#### [Do this]
Give the entries again exactly, every one of them.
:::::
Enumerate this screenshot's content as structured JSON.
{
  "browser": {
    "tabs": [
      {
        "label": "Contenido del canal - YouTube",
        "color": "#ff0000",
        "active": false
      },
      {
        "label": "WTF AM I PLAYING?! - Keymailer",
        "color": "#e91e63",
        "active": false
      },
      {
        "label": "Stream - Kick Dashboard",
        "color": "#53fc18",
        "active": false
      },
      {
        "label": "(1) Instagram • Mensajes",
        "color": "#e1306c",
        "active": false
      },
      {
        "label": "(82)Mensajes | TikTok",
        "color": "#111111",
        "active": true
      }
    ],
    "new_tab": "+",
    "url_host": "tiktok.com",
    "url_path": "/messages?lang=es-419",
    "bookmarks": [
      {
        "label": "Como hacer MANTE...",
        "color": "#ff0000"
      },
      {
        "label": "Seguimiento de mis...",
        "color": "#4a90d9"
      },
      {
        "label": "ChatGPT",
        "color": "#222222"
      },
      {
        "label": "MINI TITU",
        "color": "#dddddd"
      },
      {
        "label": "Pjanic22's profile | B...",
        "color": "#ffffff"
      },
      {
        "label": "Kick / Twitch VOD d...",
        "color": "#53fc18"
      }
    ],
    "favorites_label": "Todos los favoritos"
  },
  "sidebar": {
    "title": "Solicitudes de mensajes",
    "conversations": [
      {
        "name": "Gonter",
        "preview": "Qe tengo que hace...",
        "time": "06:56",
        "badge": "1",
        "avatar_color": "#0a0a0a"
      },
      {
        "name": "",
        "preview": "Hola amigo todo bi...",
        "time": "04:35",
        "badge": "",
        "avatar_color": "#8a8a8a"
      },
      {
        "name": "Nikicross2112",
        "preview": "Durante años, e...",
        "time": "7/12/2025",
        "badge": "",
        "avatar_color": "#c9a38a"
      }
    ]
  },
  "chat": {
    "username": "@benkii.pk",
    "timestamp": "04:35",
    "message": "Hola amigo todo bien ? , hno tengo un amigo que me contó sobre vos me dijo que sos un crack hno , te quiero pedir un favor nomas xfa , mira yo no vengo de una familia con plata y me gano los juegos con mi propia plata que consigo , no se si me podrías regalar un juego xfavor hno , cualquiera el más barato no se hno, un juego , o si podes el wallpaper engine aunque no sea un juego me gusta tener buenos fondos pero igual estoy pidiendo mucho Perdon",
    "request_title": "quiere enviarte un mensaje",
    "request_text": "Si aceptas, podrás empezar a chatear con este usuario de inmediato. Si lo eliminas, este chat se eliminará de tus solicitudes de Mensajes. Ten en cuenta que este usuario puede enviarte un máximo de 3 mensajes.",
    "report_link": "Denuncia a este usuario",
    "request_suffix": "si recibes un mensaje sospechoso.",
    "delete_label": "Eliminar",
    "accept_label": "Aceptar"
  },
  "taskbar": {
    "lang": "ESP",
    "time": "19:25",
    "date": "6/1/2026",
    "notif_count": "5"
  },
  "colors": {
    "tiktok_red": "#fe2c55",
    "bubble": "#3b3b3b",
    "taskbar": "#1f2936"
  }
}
:::::
#### [Written answer]
Enumerate this screenshot's content as structured JSON.
{
  "browser": {
    "tabs": [
      {
        "label": "Contenido del canal - YouTube",
        "color": "#ff0000",
        "active": false
      },
      {
        "label": "WTF AM I PLAYING?! - Keymailer",
        "color": "#e91e63",
        "active": false
      },
      {
        "label": "Stream - Kick Dashboard",
        "color": "#53fc18",
        "active": false
      },
      {
        "label": "(1) Instagram • Mensajes",
        "color": "#e1306c",
        "active": false
      },
      {
        "label": "(82)Mensajes | TikTok",
        "color": "#111111",
        "active": true
      }
    ],
    "new_tab": "+",
    "url_host": "tiktok.com",
    "url_path": "/messages?lang=es-419",
    "bookmarks": [
      {
        "label": "Como hacer MANTE...",
        "color": "#ff0000"
      },
      {
        "label": "Seguimiento de mis...",
        "color": "#4a90d9"
      },
      {
        "label": "ChatGPT",
        "color": "#222222"
      },
      {
        "label": "MINI TITU",
        "color": "#dddddd"
      },
      {
        "label": "Pjanic22's profile | B...",
        "color": "#ffffff"
      },
      {
        "label": "Kick / Twitch VOD d...",
        "color": "#53fc18"
      }
    ],
    "favorites_label": "Todos los favoritos"
  },
  "sidebar": {
    "title": "Solicitudes de mensajes",
    "conversations": [
      {
        "name": "Gonter",
        "preview": "Qe tengo que hace...",
        "time": "06:56",
        "badge": "1",
        "avatar_color": "#0a0a0a"
      },
      {
        "name": "",
        "preview": "Hola amigo todo bi...",
        "time": "04:35",
        "badge": "",
        "avatar_color": "#8a8a8a"
      },
      {
        "name": "Nikicross2112",
        "preview": "Durante años, e...",
        "time": "7/12/2025",
        "badge": "",
        "avatar_color": "#c9a38a"
      }
    ]
  },
  "chat": {
    "username": "@benkii.pk",
    "timestamp": "04:35",
    "message": "Hola amigo todo bien ? , hno tengo un amigo que me contó sobre vos me dijo que sos un crack hno , te quiero pedir un favor nomas xfa , mira yo no vengo de una familia con plata y me gano los juegos con mi propia plata que consigo , no se si me podrías regalar un juego xfavor hno , cualquiera el más barato no se hno, un juego , o si podes el wallpaper engine aunque no sea un juego me gusta tener buenos fondos pero igual estoy pidiendo mucho Perdon",
    "request_title": "quiere enviarte un mensaje",
    "request_text": "Si aceptas, podrás empezar a chatear con este usuario de inmediato. Si lo eliminas, este chat se eliminará de tus solicitudes de Mensajes. Ten en cuenta que este usuario puede enviarte un máximo de 3 mensajes.",
    "report_link": "Denuncia a este usuario",
    "request_suffix": "si recibes un mensaje sospechoso.",
    "delete_label": "Eliminar",
    "accept_label": "Aceptar"
  },
  "taskbar": {
    "lang": "ESP",
    "time": "19:25",
    "date": "6/1/2026",
    "notif_count": "5"
  },
  "colors": {
    "tiktok_red": "#fe2c55",
    "bubble": "#3b3b3b",
    "taskbar": "#1f2936"
  }
}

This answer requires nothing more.